> **Stated exercise**: Retype the line in which "Output the text content of this document." appears, then every line after it until the records end. Leave out the pictures.

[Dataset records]
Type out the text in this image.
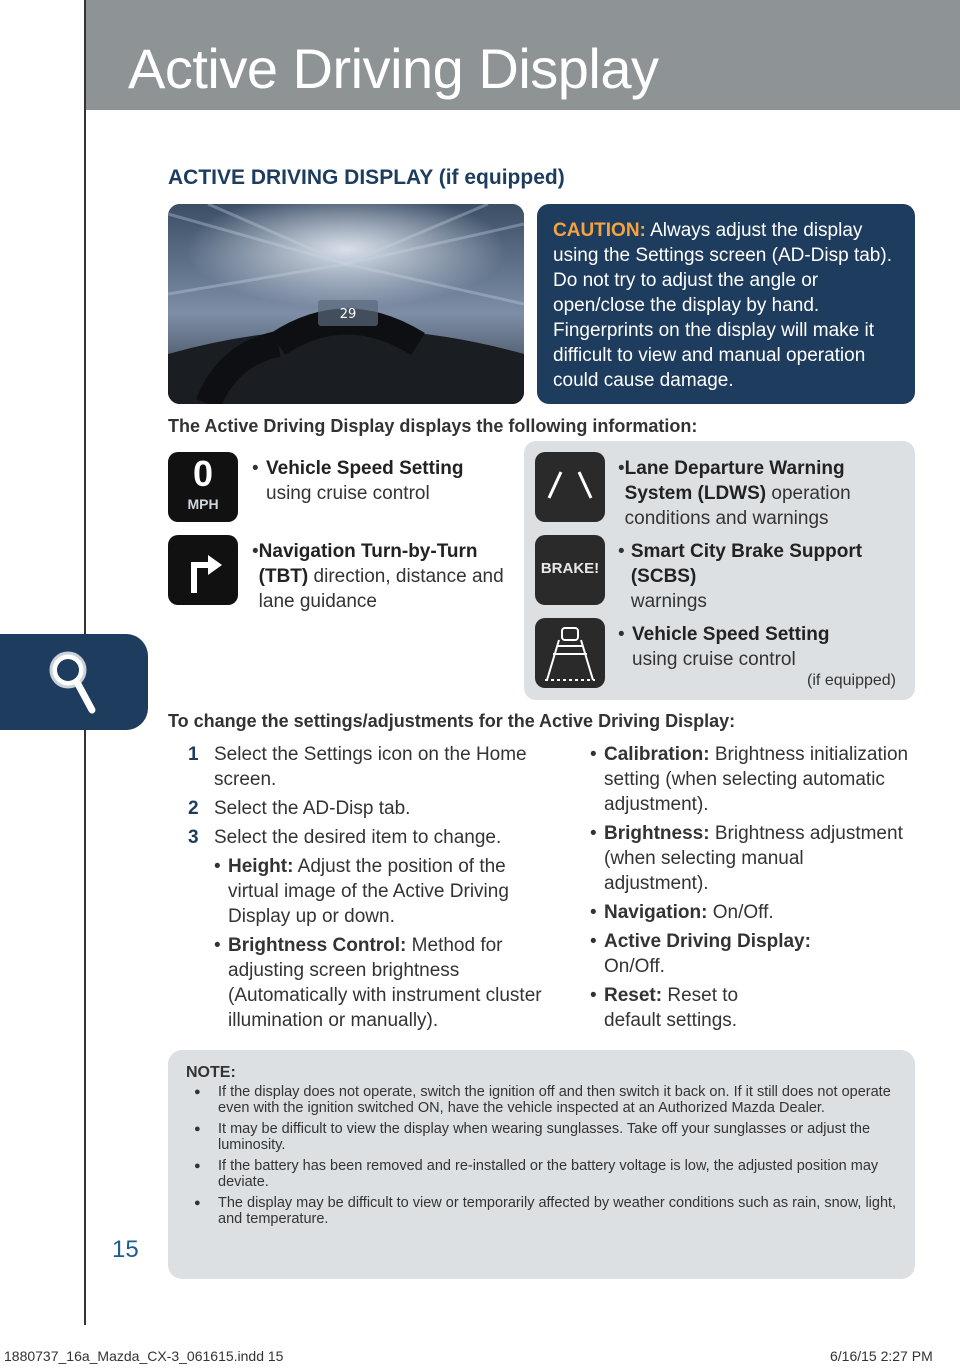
Active Driving Display
ACTIVE DRIVING DISPLAY (if equipped)
29
CAUTION: Always adjust the display using the Settings screen (AD-Disp tab). Do not try to adjust the angle or open/close the display by hand. Fingerprints on the display will make it difficult to view and manual operation could cause damage.
The Active Driving Display displays the following information:
0
MPH
• Vehicle Speed Setting
using cruise control
• Navigation Turn-by-Turn (TBT) direction, distance and lane guidance
• Lane Departure Warning System (LDWS) operation conditions and warnings
BRAKE!
• Smart City Brake Support (SCBS)
warnings
• Vehicle Speed Setting
using cruise control
(if equipped)
To change the settings/adjustments for the Active Driving Display:
1 Select the Settings icon on the Home screen.
2 Select the AD-Disp tab.
3 Select the desired item to change.
• Height: Adjust the position of the virtual image of the Active Driving Display up or down.
• Brightness Control: Method for adjusting screen brightness (Automatically with instrument cluster illumination or manually).
• Calibration: Brightness initialization setting (when selecting automatic adjustment).
• Brightness: Brightness adjustment (when selecting manual adjustment).
• Navigation: On/Off.
• Active Driving Display: On/Off.
• Reset: Reset to default settings.
NOTE:
● If the display does not operate, switch the ignition off and then switch it back on. If it still does not operate even with the ignition switched ON, have the vehicle inspected at an Authorized Mazda Dealer.
● It may be difficult to view the display when wearing sunglasses. Take off your sunglasses or adjust the luminosity.
● If the battery has been removed and re-installed or the battery voltage is low, the adjusted position may deviate.
● The display may be difficult to view or temporarily affected by weather conditions such as rain, snow, light, and temperature.
15
1880737_16a_Mazda_CX-3_061615.indd 15	6/16/15 2:27 PM
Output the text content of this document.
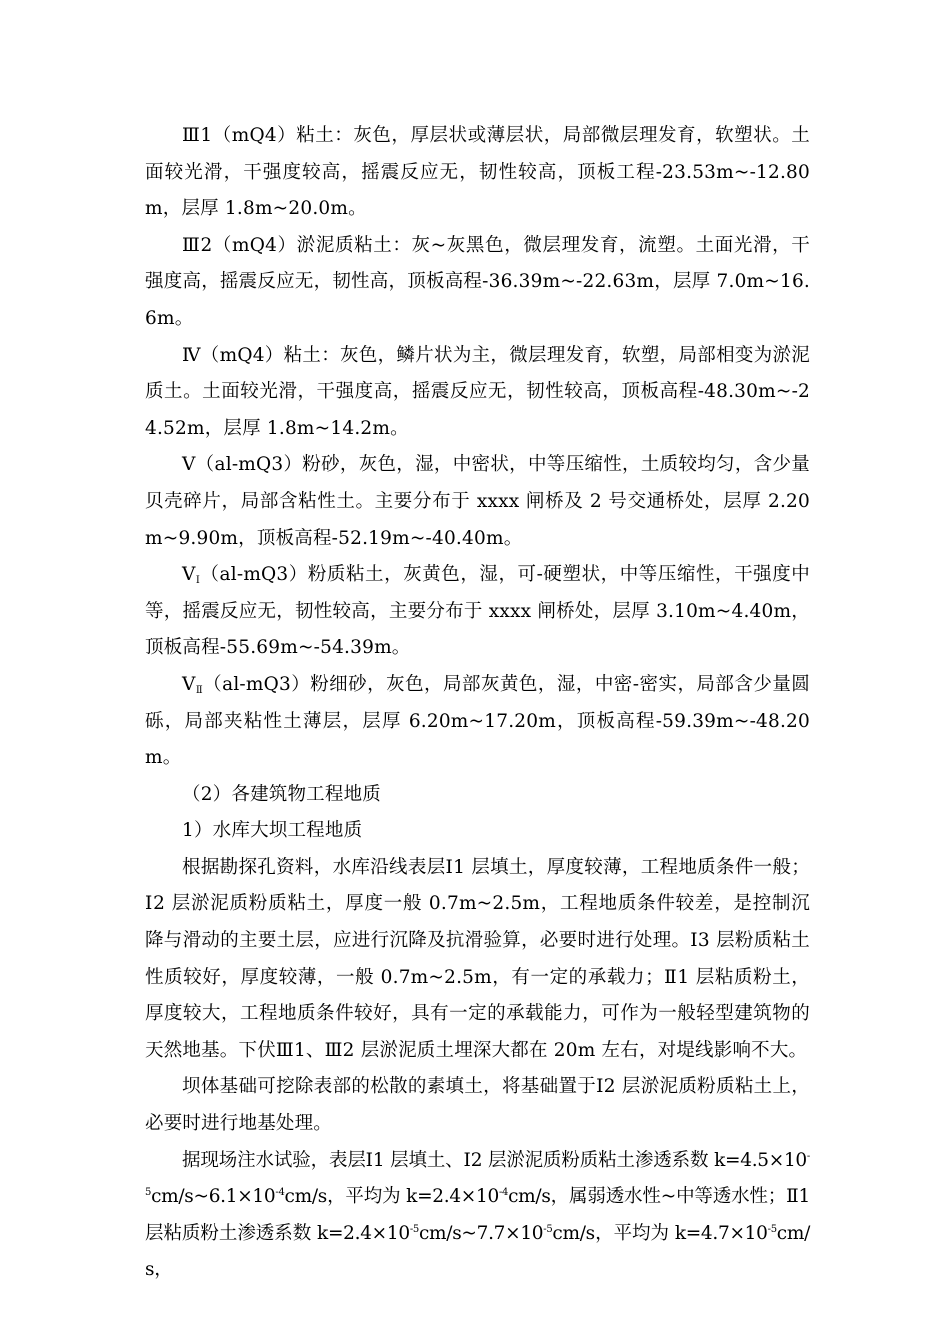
Ⅲ1（mQ4）粘土：灰色，厚层状或薄层状，局部微层理发育，软塑状。土面较光滑，干强度较高，摇震反应无，韧性较高，顶板工程-23.53m~-12.80m，层厚 1.8m~20.0m。

Ⅲ2（mQ4）淤泥质粘土：灰~灰黑色，微层理发育，流塑。土面光滑，干强度高，摇震反应无，韧性高，顶板高程-36.39m~-22.63m，层厚 7.0m~16.6m。

Ⅳ（mQ4）粘土：灰色，鳞片状为主，微层理发育，软塑，局部相变为淤泥质土。土面较光滑，干强度高，摇震反应无，韧性较高，顶板高程-48.30m~-24.52m，层厚 1.8m~14.2m。

Ⅴ（al-mQ3）粉砂，灰色，湿，中密状，中等压缩性，土质较均匀，含少量贝壳碎片，局部含粘性土。主要分布于 xxxx 闸桥及 2 号交通桥处，层厚 2.20m~9.90m，顶板高程-52.19m~-40.40m。

$V_Ⅰ(al-mQ3)$粉质粘土，灰黄色，湿，可-硬塑状，中等压缩性，干强度中等，摇震反应无，韧性较高，主要分布于 xxxx 闸桥处，层厚 3.10m~4.40m，顶板高程-55.69m~-54.39m。

$V_Ⅱ(al-mQ3)$粉细砂，灰色，局部灰黄色，湿，中密-密实，局部含少量圆砾，局部夹粘性土薄层，层厚 6.20m~17.20m，顶板高程-59.39m~-48.20m。

（2）各建筑物工程地质

1）水库大坝工程地质

根据勘探孔资料，水库沿线表层Ⅰ1 层填土，厚度较薄，工程地质条件一般；Ⅰ2 层淤泥质粉质粘土，厚度一般 0.7m~2.5m，工程地质条件较差，是控制沉降与滑动的主要土层，应进行沉降及抗滑验算，必要时进行处理。Ⅰ3 层粉质粘土性质较好，厚度较薄，一般 0.7m~2.5m，有一定的承载力；Ⅱ1 层粘质粉土，厚度较大，工程地质条件较好，具有一定的承载能力，可作为一般轻型建筑物的天然地基。下伏Ⅲ1、Ⅲ2 层淤泥质土埋深大都在 20m 左右，对堤线影响不大。

坝体基础可挖除表部的松散的素填土，将基础置于Ⅰ2 层淤泥质粉质粘土上，必要时进行地基处理。

据现场注水试验，表层Ⅰ1 层填土、Ⅰ2 层淤泥质粉质粘土渗透系数 $k=4.5\times 10^{-5}cm/s\sim 6.1\times 10^{-4}cm/s$，平均为 $k=2.4\times 10^{-4}cm/s$，属弱透水性~中等透水性；Ⅱ1 层粘质粉土渗透系数 $k=2.4\times 10^{-5}cm/s\sim 7.7\times 10^{-5}cm/s$，平均为 $k=4.7\times 10^{-5}cm/s$，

> **Exercise response**:
Output the text content of this document.
Ⅲ1（mQ4）粘土：灰色，厚层状或薄层状，局部微层理发育，软塑状。土面较光滑，干强度较高，摇震反应无，韧性较高，顶板工程-23.53m~-12.80m，层厚 1.8m~20.0m。

Ⅲ2（mQ4）淤泥质粘土：灰~灰黑色，微层理发育，流塑。土面光滑，干强度高，摇震反应无，韧性高，顶板高程-36.39m~-22.63m，层厚 7.0m~16.6m。

Ⅳ（mQ4）粘土：灰色，鳞片状为主，微层理发育，软塑，局部相变为淤泥质土。土面较光滑，干强度高，摇震反应无，韧性较高，顶板高程-48.30m~-24.52m，层厚 1.8m~14.2m。

Ⅴ（al-mQ3）粉砂，灰色，湿，中密状，中等压缩性，土质较均匀，含少量贝壳碎片，局部含粘性土。主要分布于 xxxx 闸桥及 2 号交通桥处，层厚 2.20m~9.90m，顶板高程-52.19m~-40.40m。

$V_Ⅰ(al-mQ3)$粉质粘土，灰黄色，湿，可-硬塑状，中等压缩性，干强度中等，摇震反应无，韧性较高，主要分布于 xxxx 闸桥处，层厚 3.10m~4.40m，顶板高程-55.69m~-54.39m。

$V_Ⅱ(al-mQ3)$粉细砂，灰色，局部灰黄色，湿，中密-密实，局部含少量圆砾，局部夹粘性土薄层，层厚 6.20m~17.20m，顶板高程-59.39m~-48.20m。

（2）各建筑物工程地质

1）水库大坝工程地质

根据勘探孔资料，水库沿线表层Ⅰ1 层填土，厚度较薄，工程地质条件一般；Ⅰ2 层淤泥质粉质粘土，厚度一般 0.7m~2.5m，工程地质条件较差，是控制沉降与滑动的主要土层，应进行沉降及抗滑验算，必要时进行处理。Ⅰ3 层粉质粘土性质较好，厚度较薄，一般 0.7m~2.5m，有一定的承载力；Ⅱ1 层粘质粉土，厚度较大，工程地质条件较好，具有一定的承载能力，可作为一般轻型建筑物的天然地基。下伏Ⅲ1、Ⅲ2 层淤泥质土埋深大都在 20m 左右，对堤线影响不大。

坝体基础可挖除表部的松散的素填土，将基础置于Ⅰ2 层淤泥质粉质粘土上，必要时进行地基处理。

据现场注水试验，表层Ⅰ1 层填土、Ⅰ2 层淤泥质粉质粘土渗透系数 $k=4.5\times 10^{-5}cm/s\sim 6.1\times 10^{-4}cm/s$，平均为 $k=2.4\times 10^{-4}cm/s$，属弱透水性~中等透水性；Ⅱ1 层粘质粉土渗透系数 $k=2.4\times 10^{-5}cm/s\sim 7.7\times 10^{-5}cm/s$，平均为 $k=4.7\times 10^{-5}cm/s$，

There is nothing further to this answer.